═══ DATA LINES ═══

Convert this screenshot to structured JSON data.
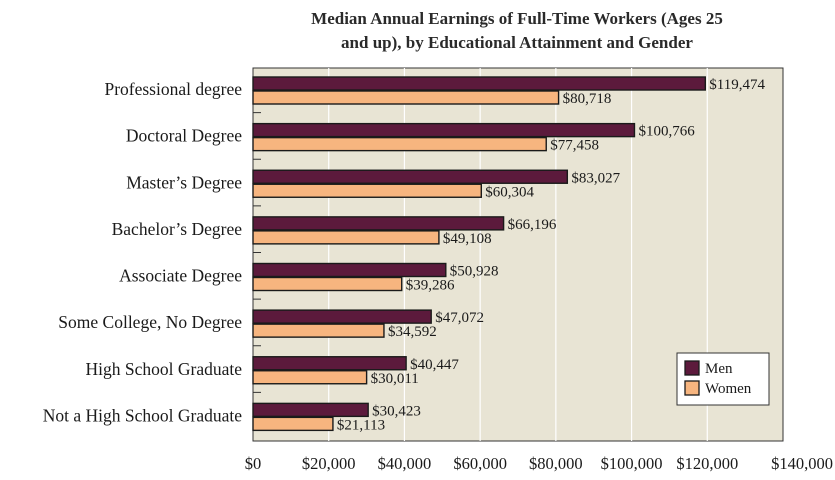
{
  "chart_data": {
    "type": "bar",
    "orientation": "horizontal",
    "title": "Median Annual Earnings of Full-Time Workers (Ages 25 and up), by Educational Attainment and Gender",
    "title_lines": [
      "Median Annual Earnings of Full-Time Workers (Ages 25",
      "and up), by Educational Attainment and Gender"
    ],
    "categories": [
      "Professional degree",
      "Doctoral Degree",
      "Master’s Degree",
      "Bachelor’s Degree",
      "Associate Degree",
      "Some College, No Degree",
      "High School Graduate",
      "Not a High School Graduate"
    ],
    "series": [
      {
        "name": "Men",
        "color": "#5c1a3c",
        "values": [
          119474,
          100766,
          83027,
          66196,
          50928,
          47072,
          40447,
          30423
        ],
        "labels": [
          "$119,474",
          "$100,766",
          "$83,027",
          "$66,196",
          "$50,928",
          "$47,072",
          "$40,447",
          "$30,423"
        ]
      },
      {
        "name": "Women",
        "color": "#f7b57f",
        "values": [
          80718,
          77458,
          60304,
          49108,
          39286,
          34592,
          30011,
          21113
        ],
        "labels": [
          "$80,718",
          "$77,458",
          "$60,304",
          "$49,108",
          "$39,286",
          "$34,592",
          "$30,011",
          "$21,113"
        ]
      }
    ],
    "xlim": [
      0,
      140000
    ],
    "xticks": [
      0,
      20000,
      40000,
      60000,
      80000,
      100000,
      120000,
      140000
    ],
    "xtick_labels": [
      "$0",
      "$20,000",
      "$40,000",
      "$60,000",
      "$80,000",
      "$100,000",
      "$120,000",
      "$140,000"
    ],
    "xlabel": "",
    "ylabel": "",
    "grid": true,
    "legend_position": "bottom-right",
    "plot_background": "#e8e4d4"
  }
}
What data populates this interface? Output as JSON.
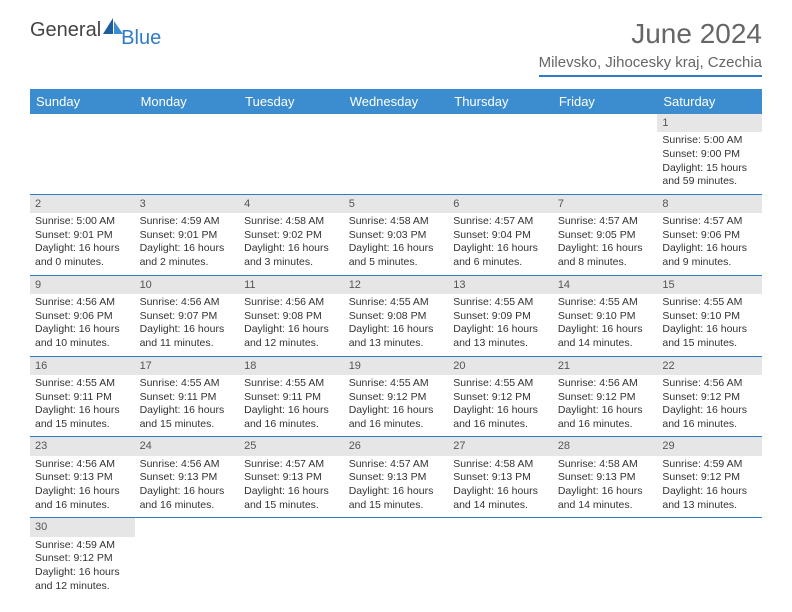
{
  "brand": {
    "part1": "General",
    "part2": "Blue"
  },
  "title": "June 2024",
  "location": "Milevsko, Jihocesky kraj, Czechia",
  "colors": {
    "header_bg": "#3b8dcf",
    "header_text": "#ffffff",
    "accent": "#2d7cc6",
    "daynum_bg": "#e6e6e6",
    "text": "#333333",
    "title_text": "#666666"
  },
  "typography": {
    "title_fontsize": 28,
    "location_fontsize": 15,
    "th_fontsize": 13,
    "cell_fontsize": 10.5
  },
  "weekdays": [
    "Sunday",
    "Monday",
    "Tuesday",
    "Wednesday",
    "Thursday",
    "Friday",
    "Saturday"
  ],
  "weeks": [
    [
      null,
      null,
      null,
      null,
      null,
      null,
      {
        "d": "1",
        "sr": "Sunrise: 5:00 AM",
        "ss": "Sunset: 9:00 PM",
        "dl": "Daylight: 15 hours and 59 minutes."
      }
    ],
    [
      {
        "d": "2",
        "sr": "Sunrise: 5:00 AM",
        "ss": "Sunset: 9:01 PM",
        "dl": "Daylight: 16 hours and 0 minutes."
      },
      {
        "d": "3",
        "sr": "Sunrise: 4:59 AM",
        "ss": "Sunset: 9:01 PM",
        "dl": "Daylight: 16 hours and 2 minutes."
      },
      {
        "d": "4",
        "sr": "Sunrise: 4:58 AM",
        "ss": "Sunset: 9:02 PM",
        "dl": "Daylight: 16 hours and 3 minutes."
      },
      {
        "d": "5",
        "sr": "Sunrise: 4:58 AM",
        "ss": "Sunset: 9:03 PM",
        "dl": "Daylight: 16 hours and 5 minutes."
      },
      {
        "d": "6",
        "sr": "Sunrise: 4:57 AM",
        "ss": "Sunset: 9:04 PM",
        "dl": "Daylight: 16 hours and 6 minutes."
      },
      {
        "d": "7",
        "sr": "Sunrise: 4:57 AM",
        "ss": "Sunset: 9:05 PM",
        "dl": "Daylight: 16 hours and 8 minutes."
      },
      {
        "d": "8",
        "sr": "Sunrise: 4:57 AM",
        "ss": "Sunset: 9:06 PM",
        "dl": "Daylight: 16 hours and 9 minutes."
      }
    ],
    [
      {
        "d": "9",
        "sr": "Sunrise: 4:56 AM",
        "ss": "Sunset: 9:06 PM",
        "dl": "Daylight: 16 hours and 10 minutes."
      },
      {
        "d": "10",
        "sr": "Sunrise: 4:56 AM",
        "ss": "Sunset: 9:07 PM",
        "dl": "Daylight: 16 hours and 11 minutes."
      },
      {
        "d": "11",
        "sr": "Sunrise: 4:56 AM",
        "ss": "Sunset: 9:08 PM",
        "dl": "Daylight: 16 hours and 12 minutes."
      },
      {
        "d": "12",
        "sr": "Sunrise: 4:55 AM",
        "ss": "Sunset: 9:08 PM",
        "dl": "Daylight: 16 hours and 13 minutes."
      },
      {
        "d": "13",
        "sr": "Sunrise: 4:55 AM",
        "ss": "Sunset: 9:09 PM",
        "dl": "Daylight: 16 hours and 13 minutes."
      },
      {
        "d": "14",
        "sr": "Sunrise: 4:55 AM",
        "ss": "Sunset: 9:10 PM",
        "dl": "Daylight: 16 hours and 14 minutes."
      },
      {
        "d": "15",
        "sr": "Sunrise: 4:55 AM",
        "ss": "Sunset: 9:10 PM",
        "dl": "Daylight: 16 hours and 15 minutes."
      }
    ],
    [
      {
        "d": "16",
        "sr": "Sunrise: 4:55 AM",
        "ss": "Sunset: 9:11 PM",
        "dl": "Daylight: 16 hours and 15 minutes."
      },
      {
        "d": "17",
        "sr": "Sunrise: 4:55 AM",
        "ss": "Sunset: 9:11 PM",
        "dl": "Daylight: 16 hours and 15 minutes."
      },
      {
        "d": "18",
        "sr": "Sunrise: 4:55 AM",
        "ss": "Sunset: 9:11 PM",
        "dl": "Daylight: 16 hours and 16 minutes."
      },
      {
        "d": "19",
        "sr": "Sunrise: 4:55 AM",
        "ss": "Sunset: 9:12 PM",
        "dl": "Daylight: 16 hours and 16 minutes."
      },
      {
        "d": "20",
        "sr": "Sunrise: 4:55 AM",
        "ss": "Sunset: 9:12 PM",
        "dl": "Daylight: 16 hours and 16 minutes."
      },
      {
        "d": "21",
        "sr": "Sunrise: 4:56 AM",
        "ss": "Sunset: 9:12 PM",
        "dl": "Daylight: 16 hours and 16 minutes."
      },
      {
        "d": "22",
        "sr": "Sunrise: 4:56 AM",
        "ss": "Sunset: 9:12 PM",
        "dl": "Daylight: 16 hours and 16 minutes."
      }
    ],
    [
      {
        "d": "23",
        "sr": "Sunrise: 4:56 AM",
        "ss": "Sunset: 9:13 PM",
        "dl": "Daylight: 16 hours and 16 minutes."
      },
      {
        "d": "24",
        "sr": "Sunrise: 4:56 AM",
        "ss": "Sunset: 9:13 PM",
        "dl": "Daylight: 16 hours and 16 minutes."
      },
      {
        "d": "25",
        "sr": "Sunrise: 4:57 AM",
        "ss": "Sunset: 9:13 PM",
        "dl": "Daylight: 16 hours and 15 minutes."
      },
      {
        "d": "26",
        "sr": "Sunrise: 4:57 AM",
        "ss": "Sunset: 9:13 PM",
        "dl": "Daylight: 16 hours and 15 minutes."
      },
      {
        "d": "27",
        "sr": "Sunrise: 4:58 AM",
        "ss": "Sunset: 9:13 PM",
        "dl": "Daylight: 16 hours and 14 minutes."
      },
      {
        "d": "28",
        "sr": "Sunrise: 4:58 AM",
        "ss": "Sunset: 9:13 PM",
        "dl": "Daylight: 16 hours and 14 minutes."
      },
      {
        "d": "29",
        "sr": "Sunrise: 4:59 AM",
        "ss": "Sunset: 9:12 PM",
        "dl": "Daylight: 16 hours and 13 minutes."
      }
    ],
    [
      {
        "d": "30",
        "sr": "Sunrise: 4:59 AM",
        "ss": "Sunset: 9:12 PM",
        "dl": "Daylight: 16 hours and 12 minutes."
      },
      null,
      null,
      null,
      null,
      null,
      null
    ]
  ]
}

═══

In the records above, find each line with the word "Time" and copy it.

    "title": "Median Annual Earnings of Full-Time Workers (Ages 25 and up), by Educational Attainment and Gender",
      "Median Annual Earnings of Full-Time Workers (Ages 25",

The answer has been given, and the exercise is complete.